All the entries need to be quoted exactly, apart from the pictures, which you should drop.

##### Supplied data

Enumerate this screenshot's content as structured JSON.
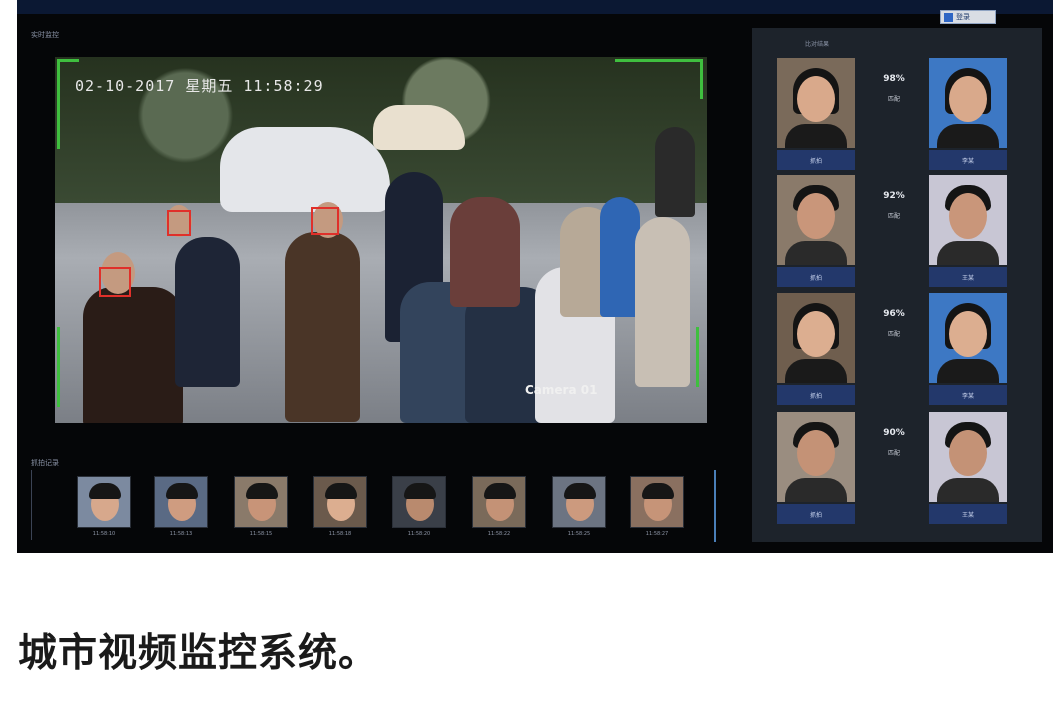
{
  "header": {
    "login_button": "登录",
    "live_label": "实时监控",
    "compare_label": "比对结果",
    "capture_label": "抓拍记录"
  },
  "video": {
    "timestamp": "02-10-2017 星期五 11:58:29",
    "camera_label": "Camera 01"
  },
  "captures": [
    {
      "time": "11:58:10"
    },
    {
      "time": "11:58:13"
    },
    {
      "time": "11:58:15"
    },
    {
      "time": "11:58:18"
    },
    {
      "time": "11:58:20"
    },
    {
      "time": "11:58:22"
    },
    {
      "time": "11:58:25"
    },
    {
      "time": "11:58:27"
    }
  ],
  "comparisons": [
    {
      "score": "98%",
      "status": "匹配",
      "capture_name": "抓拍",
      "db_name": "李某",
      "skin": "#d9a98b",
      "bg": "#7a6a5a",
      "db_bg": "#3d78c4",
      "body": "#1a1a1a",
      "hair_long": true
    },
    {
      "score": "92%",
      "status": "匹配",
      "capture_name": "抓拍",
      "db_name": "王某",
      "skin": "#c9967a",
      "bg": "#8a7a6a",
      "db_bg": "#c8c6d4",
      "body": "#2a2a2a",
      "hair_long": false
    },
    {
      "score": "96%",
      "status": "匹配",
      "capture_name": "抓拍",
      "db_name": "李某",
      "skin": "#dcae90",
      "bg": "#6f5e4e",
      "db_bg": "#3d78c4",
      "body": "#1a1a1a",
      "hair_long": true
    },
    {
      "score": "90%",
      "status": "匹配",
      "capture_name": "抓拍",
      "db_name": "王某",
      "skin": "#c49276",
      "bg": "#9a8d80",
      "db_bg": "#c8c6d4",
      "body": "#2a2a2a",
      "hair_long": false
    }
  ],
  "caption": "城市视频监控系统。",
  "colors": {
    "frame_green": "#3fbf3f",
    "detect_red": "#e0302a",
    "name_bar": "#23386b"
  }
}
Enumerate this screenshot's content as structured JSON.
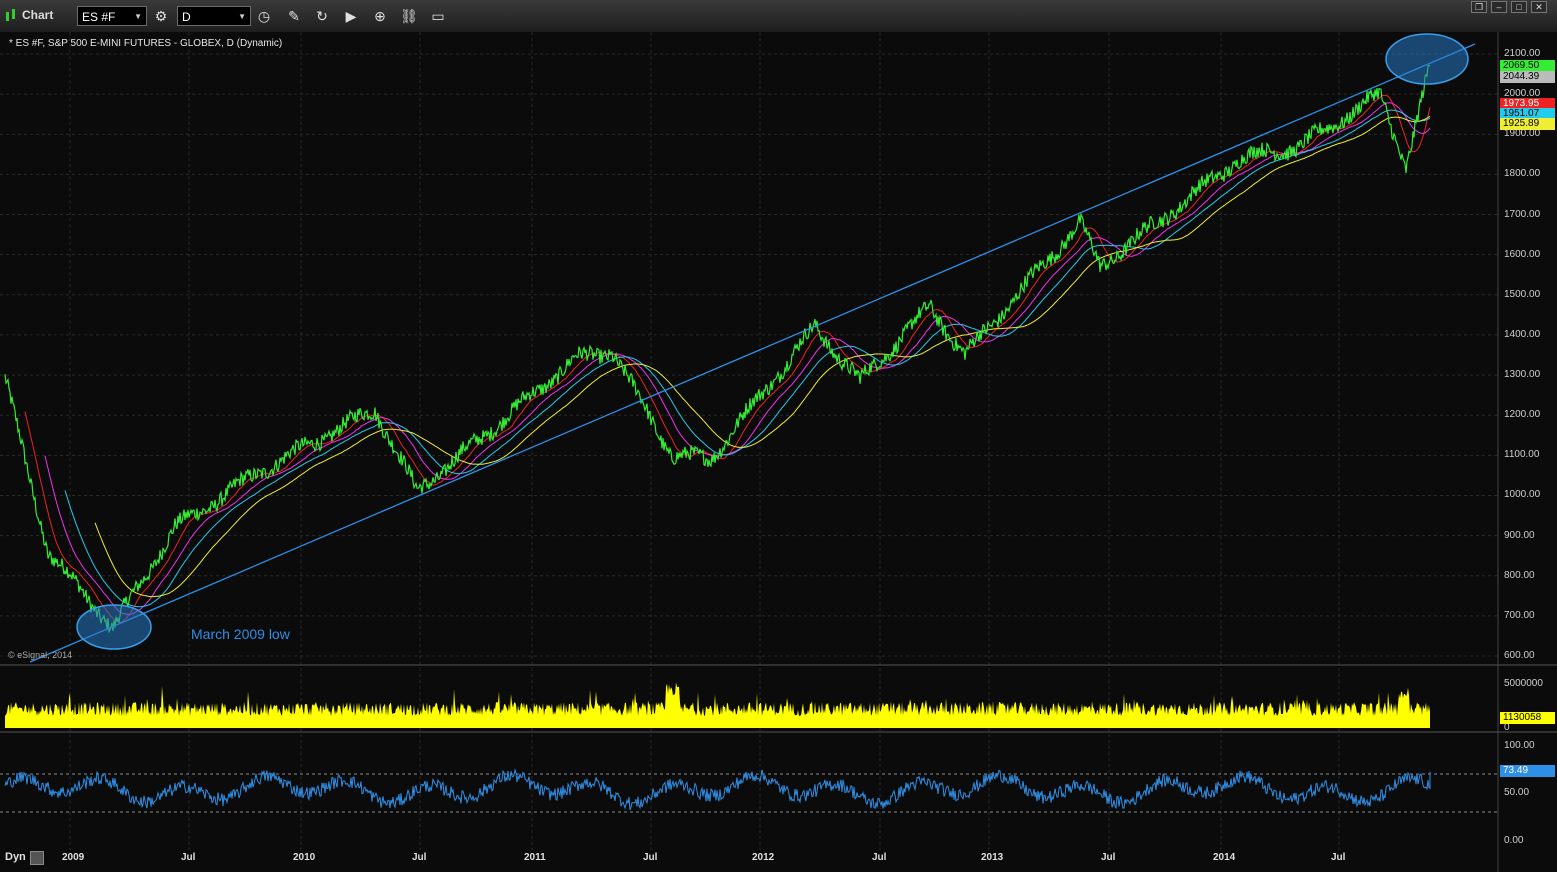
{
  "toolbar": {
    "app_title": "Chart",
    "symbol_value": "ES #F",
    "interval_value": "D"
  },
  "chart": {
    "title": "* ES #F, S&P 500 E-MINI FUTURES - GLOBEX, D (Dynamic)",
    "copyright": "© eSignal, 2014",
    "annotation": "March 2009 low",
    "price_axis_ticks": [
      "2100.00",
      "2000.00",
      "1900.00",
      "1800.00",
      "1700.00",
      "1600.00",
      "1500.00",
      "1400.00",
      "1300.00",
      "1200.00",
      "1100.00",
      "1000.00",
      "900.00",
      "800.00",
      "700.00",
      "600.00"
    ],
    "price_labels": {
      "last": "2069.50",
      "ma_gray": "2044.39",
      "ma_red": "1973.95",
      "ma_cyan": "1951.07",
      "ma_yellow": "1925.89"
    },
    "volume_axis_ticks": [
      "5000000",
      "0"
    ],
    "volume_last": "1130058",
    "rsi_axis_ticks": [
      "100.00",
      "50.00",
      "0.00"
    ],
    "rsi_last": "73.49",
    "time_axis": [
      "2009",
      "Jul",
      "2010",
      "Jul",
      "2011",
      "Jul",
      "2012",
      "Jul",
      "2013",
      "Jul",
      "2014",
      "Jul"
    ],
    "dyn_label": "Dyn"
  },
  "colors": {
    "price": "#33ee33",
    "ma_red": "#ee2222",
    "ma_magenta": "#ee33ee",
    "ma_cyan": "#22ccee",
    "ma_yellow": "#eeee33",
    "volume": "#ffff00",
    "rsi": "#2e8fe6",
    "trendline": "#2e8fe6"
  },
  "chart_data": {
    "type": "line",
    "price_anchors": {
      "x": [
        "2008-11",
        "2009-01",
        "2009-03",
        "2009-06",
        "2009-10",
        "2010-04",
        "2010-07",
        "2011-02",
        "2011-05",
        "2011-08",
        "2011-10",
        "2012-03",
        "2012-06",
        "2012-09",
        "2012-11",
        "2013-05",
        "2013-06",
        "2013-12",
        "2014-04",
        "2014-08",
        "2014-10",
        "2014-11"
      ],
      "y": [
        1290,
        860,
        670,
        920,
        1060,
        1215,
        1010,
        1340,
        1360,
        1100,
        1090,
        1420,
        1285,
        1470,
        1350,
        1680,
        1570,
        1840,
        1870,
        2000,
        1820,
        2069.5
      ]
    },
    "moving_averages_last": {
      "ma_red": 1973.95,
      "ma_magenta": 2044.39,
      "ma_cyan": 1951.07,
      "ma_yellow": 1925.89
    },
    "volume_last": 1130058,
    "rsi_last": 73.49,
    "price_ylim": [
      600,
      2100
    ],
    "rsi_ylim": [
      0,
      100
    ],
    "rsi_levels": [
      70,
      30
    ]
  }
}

##########

:: Output below ::
Enumerate this screenshot's content as structured JSON.
{
  "header": {
    "login_button": "登录",
    "live_label": "实时监控",
    "compare_label": "比对结果",
    "capture_label": "抓拍记录"
  },
  "video": {
    "timestamp": "02-10-2017 星期五 11:58:29",
    "camera_label": "Camera 01"
  },
  "captures": [
    {
      "time": "11:58:10"
    },
    {
      "time": "11:58:13"
    },
    {
      "time": "11:58:15"
    },
    {
      "time": "11:58:18"
    },
    {
      "time": "11:58:20"
    },
    {
      "time": "11:58:22"
    },
    {
      "time": "11:58:25"
    },
    {
      "time": "11:58:27"
    }
  ],
  "comparisons": [
    {
      "score": "98%",
      "status": "匹配",
      "capture_name": "抓拍",
      "db_name": "李某",
      "skin": "#d9a98b",
      "bg": "#7a6a5a",
      "db_bg": "#3d78c4",
      "body": "#1a1a1a",
      "hair_long": true
    },
    {
      "score": "92%",
      "status": "匹配",
      "capture_name": "抓拍",
      "db_name": "王某",
      "skin": "#c9967a",
      "bg": "#8a7a6a",
      "db_bg": "#c8c6d4",
      "body": "#2a2a2a",
      "hair_long": false
    },
    {
      "score": "96%",
      "status": "匹配",
      "capture_name": "抓拍",
      "db_name": "李某",
      "skin": "#dcae90",
      "bg": "#6f5e4e",
      "db_bg": "#3d78c4",
      "body": "#1a1a1a",
      "hair_long": true
    },
    {
      "score": "90%",
      "status": "匹配",
      "capture_name": "抓拍",
      "db_name": "王某",
      "skin": "#c49276",
      "bg": "#9a8d80",
      "db_bg": "#c8c6d4",
      "body": "#2a2a2a",
      "hair_long": false
    }
  ],
  "caption": "城市视频监控系统。",
  "colors": {
    "frame_green": "#3fbf3f",
    "detect_red": "#e0302a",
    "name_bar": "#23386b"
  }
}
Enumerate this screenshot's content as structured JSON.
{
  "toolbar": {
    "app_title": "Chart",
    "symbol_value": "ES #F",
    "interval_value": "D"
  },
  "chart": {
    "title": "* ES #F, S&P 500 E-MINI FUTURES - GLOBEX, D (Dynamic)",
    "copyright": "© eSignal, 2014",
    "annotation": "March 2009 low",
    "price_axis_ticks": [
      "2100.00",
      "2000.00",
      "1900.00",
      "1800.00",
      "1700.00",
      "1600.00",
      "1500.00",
      "1400.00",
      "1300.00",
      "1200.00",
      "1100.00",
      "1000.00",
      "900.00",
      "800.00",
      "700.00",
      "600.00"
    ],
    "price_labels": {
      "last": "2069.50",
      "ma_gray": "2044.39",
      "ma_red": "1973.95",
      "ma_cyan": "1951.07",
      "ma_yellow": "1925.89"
    },
    "volume_axis_ticks": [
      "5000000",
      "0"
    ],
    "volume_last": "1130058",
    "rsi_axis_ticks": [
      "100.00",
      "50.00",
      "0.00"
    ],
    "rsi_last": "73.49",
    "time_axis": [
      "2009",
      "Jul",
      "2010",
      "Jul",
      "2011",
      "Jul",
      "2012",
      "Jul",
      "2013",
      "Jul",
      "2014",
      "Jul"
    ],
    "dyn_label": "Dyn"
  },
  "colors": {
    "price": "#33ee33",
    "ma_red": "#ee2222",
    "ma_magenta": "#ee33ee",
    "ma_cyan": "#22ccee",
    "ma_yellow": "#eeee33",
    "volume": "#ffff00",
    "rsi": "#2e8fe6",
    "trendline": "#2e8fe6"
  },
  "chart_data": {
    "type": "line",
    "price_anchors": {
      "x": [
        "2008-11",
        "2009-01",
        "2009-03",
        "2009-06",
        "2009-10",
        "2010-04",
        "2010-07",
        "2011-02",
        "2011-05",
        "2011-08",
        "2011-10",
        "2012-03",
        "2012-06",
        "2012-09",
        "2012-11",
        "2013-05",
        "2013-06",
        "2013-12",
        "2014-04",
        "2014-08",
        "2014-10",
        "2014-11"
      ],
      "y": [
        1290,
        860,
        670,
        920,
        1060,
        1215,
        1010,
        1340,
        1360,
        1100,
        1090,
        1420,
        1285,
        1470,
        1350,
        1680,
        1570,
        1840,
        1870,
        2000,
        1820,
        2069.5
      ]
    },
    "moving_averages_last": {
      "ma_red": 1973.95,
      "ma_magenta": 2044.39,
      "ma_cyan": 1951.07,
      "ma_yellow": 1925.89
    },
    "volume_last": 1130058,
    "rsi_last": 73.49,
    "price_ylim": [
      600,
      2100
    ],
    "rsi_ylim": [
      0,
      100
    ],
    "rsi_levels": [
      70,
      30
    ]
  }
}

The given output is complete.